**DATA EXCERPTS:**
* Start *
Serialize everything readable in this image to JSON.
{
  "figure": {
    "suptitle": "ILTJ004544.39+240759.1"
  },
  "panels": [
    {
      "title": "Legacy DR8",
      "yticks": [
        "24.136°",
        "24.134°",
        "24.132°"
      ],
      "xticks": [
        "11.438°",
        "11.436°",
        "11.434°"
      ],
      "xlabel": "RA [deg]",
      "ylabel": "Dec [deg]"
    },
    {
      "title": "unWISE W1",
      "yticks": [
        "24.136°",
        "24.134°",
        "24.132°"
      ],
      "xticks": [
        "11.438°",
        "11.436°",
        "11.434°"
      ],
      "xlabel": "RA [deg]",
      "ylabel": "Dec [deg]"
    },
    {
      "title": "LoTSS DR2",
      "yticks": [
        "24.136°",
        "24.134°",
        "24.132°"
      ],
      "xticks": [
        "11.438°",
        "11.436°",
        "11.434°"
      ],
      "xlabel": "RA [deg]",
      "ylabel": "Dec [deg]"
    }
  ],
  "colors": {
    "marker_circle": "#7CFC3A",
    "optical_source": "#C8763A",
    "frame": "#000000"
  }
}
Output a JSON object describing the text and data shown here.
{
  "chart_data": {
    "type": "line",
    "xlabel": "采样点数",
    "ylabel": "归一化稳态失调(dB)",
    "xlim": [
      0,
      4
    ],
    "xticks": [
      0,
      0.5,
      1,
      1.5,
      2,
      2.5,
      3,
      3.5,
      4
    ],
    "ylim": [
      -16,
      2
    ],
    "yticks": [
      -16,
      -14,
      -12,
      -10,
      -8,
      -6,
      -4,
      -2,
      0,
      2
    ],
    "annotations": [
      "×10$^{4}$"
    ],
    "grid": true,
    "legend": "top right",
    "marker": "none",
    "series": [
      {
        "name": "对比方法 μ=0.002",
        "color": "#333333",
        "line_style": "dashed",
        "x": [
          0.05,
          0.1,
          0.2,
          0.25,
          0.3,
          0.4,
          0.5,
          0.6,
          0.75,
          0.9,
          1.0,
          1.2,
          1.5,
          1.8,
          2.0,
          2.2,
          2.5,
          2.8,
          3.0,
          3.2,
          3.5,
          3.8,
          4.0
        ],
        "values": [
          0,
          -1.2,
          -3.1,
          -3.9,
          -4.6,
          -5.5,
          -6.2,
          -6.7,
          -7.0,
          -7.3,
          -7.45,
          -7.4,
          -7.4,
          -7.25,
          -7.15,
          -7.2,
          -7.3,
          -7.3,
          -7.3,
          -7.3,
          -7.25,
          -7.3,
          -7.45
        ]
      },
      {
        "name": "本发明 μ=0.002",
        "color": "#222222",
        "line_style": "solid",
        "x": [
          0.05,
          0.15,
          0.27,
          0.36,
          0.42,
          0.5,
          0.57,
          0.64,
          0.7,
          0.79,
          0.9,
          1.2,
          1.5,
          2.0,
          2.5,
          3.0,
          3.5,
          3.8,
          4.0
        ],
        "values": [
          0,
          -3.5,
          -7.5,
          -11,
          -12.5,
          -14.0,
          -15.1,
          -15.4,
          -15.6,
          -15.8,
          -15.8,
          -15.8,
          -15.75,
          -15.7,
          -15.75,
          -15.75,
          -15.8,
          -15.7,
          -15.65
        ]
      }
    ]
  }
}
* End *
**DESCRIPTION OF THE TASK:** Each line of the material should be echoed exactly.

**ANSWER TO THIS TASK:**
Serialize everything readable in this image to JSON.
{
  "figure": {
    "suptitle": "ILTJ004544.39+240759.1"
  },
  "panels": [
    {
      "title": "Legacy DR8",
      "yticks": [
        "24.136°",
        "24.134°",
        "24.132°"
      ],
      "xticks": [
        "11.438°",
        "11.436°",
        "11.434°"
      ],
      "xlabel": "RA [deg]",
      "ylabel": "Dec [deg]"
    },
    {
      "title": "unWISE W1",
      "yticks": [
        "24.136°",
        "24.134°",
        "24.132°"
      ],
      "xticks": [
        "11.438°",
        "11.436°",
        "11.434°"
      ],
      "xlabel": "RA [deg]",
      "ylabel": "Dec [deg]"
    },
    {
      "title": "LoTSS DR2",
      "yticks": [
        "24.136°",
        "24.134°",
        "24.132°"
      ],
      "xticks": [
        "11.438°",
        "11.436°",
        "11.434°"
      ],
      "xlabel": "RA [deg]",
      "ylabel": "Dec [deg]"
    }
  ],
  "colors": {
    "marker_circle": "#7CFC3A",
    "optical_source": "#C8763A",
    "frame": "#000000"
  }
}
Output a JSON object describing the text and data shown here.
{
  "chart_data": {
    "type": "line",
    "xlabel": "采样点数",
    "ylabel": "归一化稳态失调(dB)",
    "xlim": [
      0,
      4
    ],
    "xticks": [
      0,
      0.5,
      1,
      1.5,
      2,
      2.5,
      3,
      3.5,
      4
    ],
    "ylim": [
      -16,
      2
    ],
    "yticks": [
      -16,
      -14,
      -12,
      -10,
      -8,
      -6,
      -4,
      -2,
      0,
      2
    ],
    "annotations": [
      "×10$^{4}$"
    ],
    "grid": true,
    "legend": "top right",
    "marker": "none",
    "series": [
      {
        "name": "对比方法 μ=0.002",
        "color": "#333333",
        "line_style": "dashed",
        "x": [
          0.05,
          0.1,
          0.2,
          0.25,
          0.3,
          0.4,
          0.5,
          0.6,
          0.75,
          0.9,
          1.0,
          1.2,
          1.5,
          1.8,
          2.0,
          2.2,
          2.5,
          2.8,
          3.0,
          3.2,
          3.5,
          3.8,
          4.0
        ],
        "values": [
          0,
          -1.2,
          -3.1,
          -3.9,
          -4.6,
          -5.5,
          -6.2,
          -6.7,
          -7.0,
          -7.3,
          -7.45,
          -7.4,
          -7.4,
          -7.25,
          -7.15,
          -7.2,
          -7.3,
          -7.3,
          -7.3,
          -7.3,
          -7.25,
          -7.3,
          -7.45
        ]
      },
      {
        "name": "本发明 μ=0.002",
        "color": "#222222",
        "line_style": "solid",
        "x": [
          0.05,
          0.15,
          0.27,
          0.36,
          0.42,
          0.5,
          0.57,
          0.64,
          0.7,
          0.79,
          0.9,
          1.2,
          1.5,
          2.0,
          2.5,
          3.0,
          3.5,
          3.8,
          4.0
        ],
        "values": [
          0,
          -3.5,
          -7.5,
          -11,
          -12.5,
          -14.0,
          -15.1,
          -15.4,
          -15.6,
          -15.8,
          -15.8,
          -15.8,
          -15.75,
          -15.7,
          -15.75,
          -15.75,
          -15.8,
          -15.7,
          -15.65
        ]
      }
    ]
  }
}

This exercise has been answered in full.